- _Exercise materials_

◆ ◆ ◆ ◆ ◆ ◆ ◆

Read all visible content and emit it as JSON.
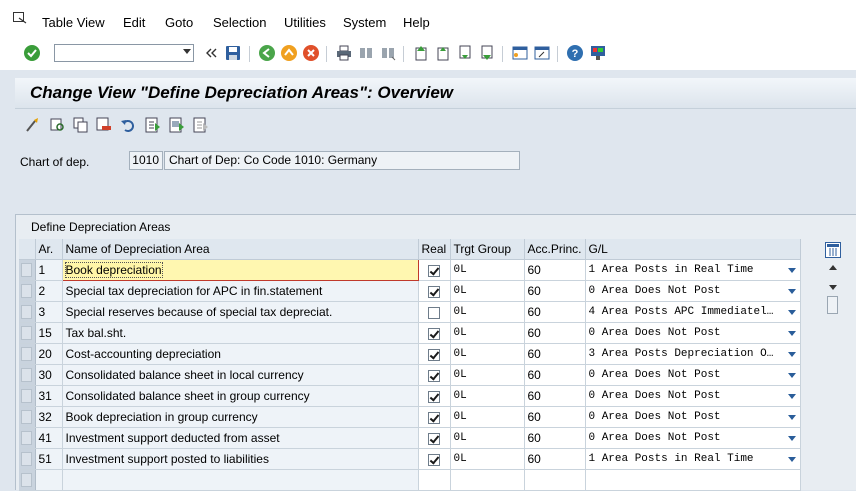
{
  "menu": {
    "items": [
      "Table View",
      "Edit",
      "Goto",
      "Selection",
      "Utilities",
      "System",
      "Help"
    ]
  },
  "toolbar": {
    "command_field_value": "",
    "icons": [
      "enter-icon",
      "back-arrows-icon",
      "save-icon",
      "back-icon",
      "exit-icon",
      "cancel-icon",
      "print-icon",
      "find-icon",
      "find-next-icon",
      "first-page-icon",
      "prev-page-icon",
      "next-page-icon",
      "last-page-icon",
      "new-session-icon",
      "shortcut-icon",
      "help-icon",
      "customize-layout-icon"
    ]
  },
  "title": "Change View \"Define Depreciation Areas\": Overview",
  "app_toolbar": {
    "icons": [
      "display-change-icon",
      "details-icon",
      "copy-icon",
      "delete-icon",
      "undo-icon",
      "select-all-icon",
      "select-block-icon",
      "deselect-all-icon"
    ]
  },
  "chart": {
    "label": "Chart of dep.",
    "code": "1010",
    "description": "Chart of Dep: Co Code 1010: Germany"
  },
  "table": {
    "caption": "Define Depreciation Areas",
    "columns": [
      "Ar.",
      "Name of Depreciation Area",
      "Real",
      "Trgt Group",
      "Acc.Princ.",
      "G/L"
    ],
    "rows": [
      {
        "ar": "1",
        "name": "Book depreciation",
        "real": true,
        "group": "0L",
        "princ": "60",
        "gl": "1 Area Posts in Real Time"
      },
      {
        "ar": "2",
        "name": "Special tax depreciation for APC in fin.statement",
        "real": true,
        "group": "0L",
        "princ": "60",
        "gl": "0 Area Does Not Post"
      },
      {
        "ar": "3",
        "name": "Special reserves because of special tax depreciat.",
        "real": false,
        "group": "0L",
        "princ": "60",
        "gl": "4 Area Posts APC Immediatel…"
      },
      {
        "ar": "15",
        "name": "Tax bal.sht.",
        "real": true,
        "group": "0L",
        "princ": "60",
        "gl": "0 Area Does Not Post"
      },
      {
        "ar": "20",
        "name": "Cost-accounting depreciation",
        "real": true,
        "group": "0L",
        "princ": "60",
        "gl": "3 Area Posts Depreciation O…"
      },
      {
        "ar": "30",
        "name": "Consolidated balance sheet in local currency",
        "real": true,
        "group": "0L",
        "princ": "60",
        "gl": "0 Area Does Not Post"
      },
      {
        "ar": "31",
        "name": "Consolidated balance sheet in group currency",
        "real": true,
        "group": "0L",
        "princ": "60",
        "gl": "0 Area Does Not Post"
      },
      {
        "ar": "32",
        "name": "Book depreciation in group currency",
        "real": true,
        "group": "0L",
        "princ": "60",
        "gl": "0 Area Does Not Post"
      },
      {
        "ar": "41",
        "name": "Investment support deducted from asset",
        "real": true,
        "group": "0L",
        "princ": "60",
        "gl": "0 Area Does Not Post"
      },
      {
        "ar": "51",
        "name": "Investment support posted to liabilities",
        "real": true,
        "group": "0L",
        "princ": "60",
        "gl": "1 Area Posts in Real Time"
      }
    ]
  },
  "colors": {
    "background": "#dfe6ee",
    "focus_cell": "#fff7b0",
    "accent_blue": "#2a5d9a"
  }
}
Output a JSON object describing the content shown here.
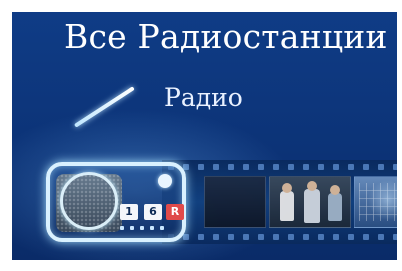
{
  "tile": {
    "title": "Все Радиостанции",
    "subtitle": "Радио"
  },
  "radio_icon": {
    "preset_keys": [
      "1",
      "6",
      "R"
    ]
  }
}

◆ ◆ ◆ ◆ ◆ ◆ ◆

- _Brief_
Write out all the entries again, word for word, and print no images.

- _Exercise output_
Read all visible content and emit it as JSON.
{
  "menu": {
    "items": [
      "Table View",
      "Edit",
      "Goto",
      "Selection",
      "Utilities",
      "System",
      "Help"
    ]
  },
  "toolbar": {
    "command_field_value": "",
    "icons": [
      "enter-icon",
      "back-arrows-icon",
      "save-icon",
      "back-icon",
      "exit-icon",
      "cancel-icon",
      "print-icon",
      "find-icon",
      "find-next-icon",
      "first-page-icon",
      "prev-page-icon",
      "next-page-icon",
      "last-page-icon",
      "new-session-icon",
      "shortcut-icon",
      "help-icon",
      "customize-layout-icon"
    ]
  },
  "title": "Change View \"Define Depreciation Areas\": Overview",
  "app_toolbar": {
    "icons": [
      "display-change-icon",
      "details-icon",
      "copy-icon",
      "delete-icon",
      "undo-icon",
      "select-all-icon",
      "select-block-icon",
      "deselect-all-icon"
    ]
  },
  "chart": {
    "label": "Chart of dep.",
    "code": "1010",
    "description": "Chart of Dep: Co Code 1010: Germany"
  },
  "table": {
    "caption": "Define Depreciation Areas",
    "columns": [
      "Ar.",
      "Name of Depreciation Area",
      "Real",
      "Trgt Group",
      "Acc.Princ.",
      "G/L"
    ],
    "rows": [
      {
        "ar": "1",
        "name": "Book depreciation",
        "real": true,
        "group": "0L",
        "princ": "60",
        "gl": "1 Area Posts in Real Time"
      },
      {
        "ar": "2",
        "name": "Special tax depreciation for APC in fin.statement",
        "real": true,
        "group": "0L",
        "princ": "60",
        "gl": "0 Area Does Not Post"
      },
      {
        "ar": "3",
        "name": "Special reserves because of special tax depreciat.",
        "real": false,
        "group": "0L",
        "princ": "60",
        "gl": "4 Area Posts APC Immediatel…"
      },
      {
        "ar": "15",
        "name": "Tax bal.sht.",
        "real": true,
        "group": "0L",
        "princ": "60",
        "gl": "0 Area Does Not Post"
      },
      {
        "ar": "20",
        "name": "Cost-accounting depreciation",
        "real": true,
        "group": "0L",
        "princ": "60",
        "gl": "3 Area Posts Depreciation O…"
      },
      {
        "ar": "30",
        "name": "Consolidated balance sheet in local currency",
        "real": true,
        "group": "0L",
        "princ": "60",
        "gl": "0 Area Does Not Post"
      },
      {
        "ar": "31",
        "name": "Consolidated balance sheet in group currency",
        "real": true,
        "group": "0L",
        "princ": "60",
        "gl": "0 Area Does Not Post"
      },
      {
        "ar": "32",
        "name": "Book depreciation in group currency",
        "real": true,
        "group": "0L",
        "princ": "60",
        "gl": "0 Area Does Not Post"
      },
      {
        "ar": "41",
        "name": "Investment support deducted from asset",
        "real": true,
        "group": "0L",
        "princ": "60",
        "gl": "0 Area Does Not Post"
      },
      {
        "ar": "51",
        "name": "Investment support posted to liabilities",
        "real": true,
        "group": "0L",
        "princ": "60",
        "gl": "1 Area Posts in Real Time"
      }
    ]
  },
  "colors": {
    "background": "#dfe6ee",
    "focus_cell": "#fff7b0",
    "accent_blue": "#2a5d9a"
  }
}
Output a JSON object describing the content shown here.
{
  "tile": {
    "title": "Все Радиостанции",
    "subtitle": "Радио"
  },
  "radio_icon": {
    "preset_keys": [
      "1",
      "6",
      "R"
    ]
  }
}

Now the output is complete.